* **SHORT PROBLEM**
Omit the images. Copy each entry word for word.

——

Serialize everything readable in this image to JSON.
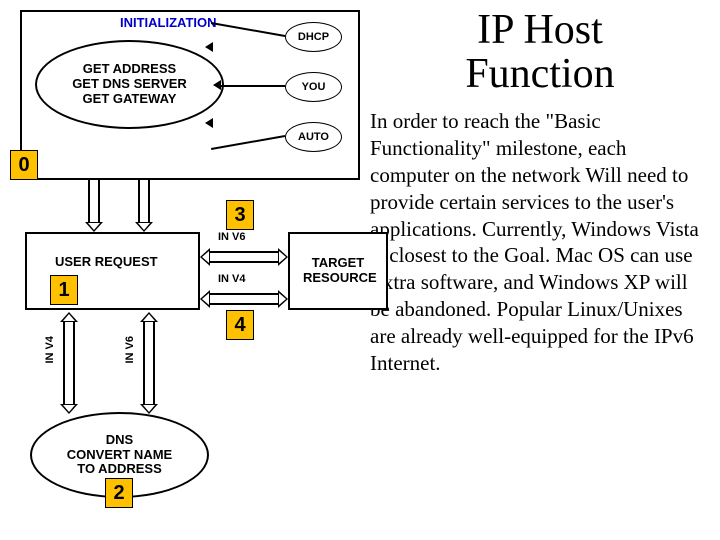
{
  "title": "IP Host Function",
  "body": "In order to reach the \"Basic Functionality\" milestone, each computer on the network Will need to provide certain services to the user's applications. Currently, Windows Vista is closest to the Goal. Mac OS can use Extra software, and Windows XP will be abandoned. Popular Linux/Unixes are already well-equipped for the IPv6 Internet.",
  "init_label": "INITIALIZATION",
  "init_actions": [
    "GET ADDRESS",
    "GET DNS SERVER",
    "GET GATEWAY"
  ],
  "init_sources": {
    "dhcp": "DHCP",
    "you": "YOU",
    "auto": "AUTO"
  },
  "user_request": "USER REQUEST",
  "dns_block": [
    "DNS",
    "CONVERT NAME",
    "TO ADDRESS"
  ],
  "target": [
    "TARGET",
    "RESOURCE"
  ],
  "steps": {
    "s0": "0",
    "s1": "1",
    "s2": "2",
    "s3": "3",
    "s4": "4"
  },
  "lane": {
    "inv6": "IN V6",
    "inv4": "IN V4"
  }
}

——

* **RESULT FOR THIS TASK**
Serialize everything readable in this image to JSON.
{
  "title": "IP Host Function",
  "body": "In order to reach the \"Basic Functionality\" milestone, each computer on the network Will need to provide certain services to the user's applications. Currently, Windows Vista is closest to the Goal. Mac OS can use Extra software, and Windows XP will be abandoned. Popular Linux/Unixes are already well-equipped for the IPv6 Internet.",
  "init_label": "INITIALIZATION",
  "init_actions": [
    "GET ADDRESS",
    "GET DNS SERVER",
    "GET GATEWAY"
  ],
  "init_sources": {
    "dhcp": "DHCP",
    "you": "YOU",
    "auto": "AUTO"
  },
  "user_request": "USER REQUEST",
  "dns_block": [
    "DNS",
    "CONVERT NAME",
    "TO ADDRESS"
  ],
  "target": [
    "TARGET",
    "RESOURCE"
  ],
  "steps": {
    "s0": "0",
    "s1": "1",
    "s2": "2",
    "s3": "3",
    "s4": "4"
  },
  "lane": {
    "inv6": "IN V6",
    "inv4": "IN V4"
  }
}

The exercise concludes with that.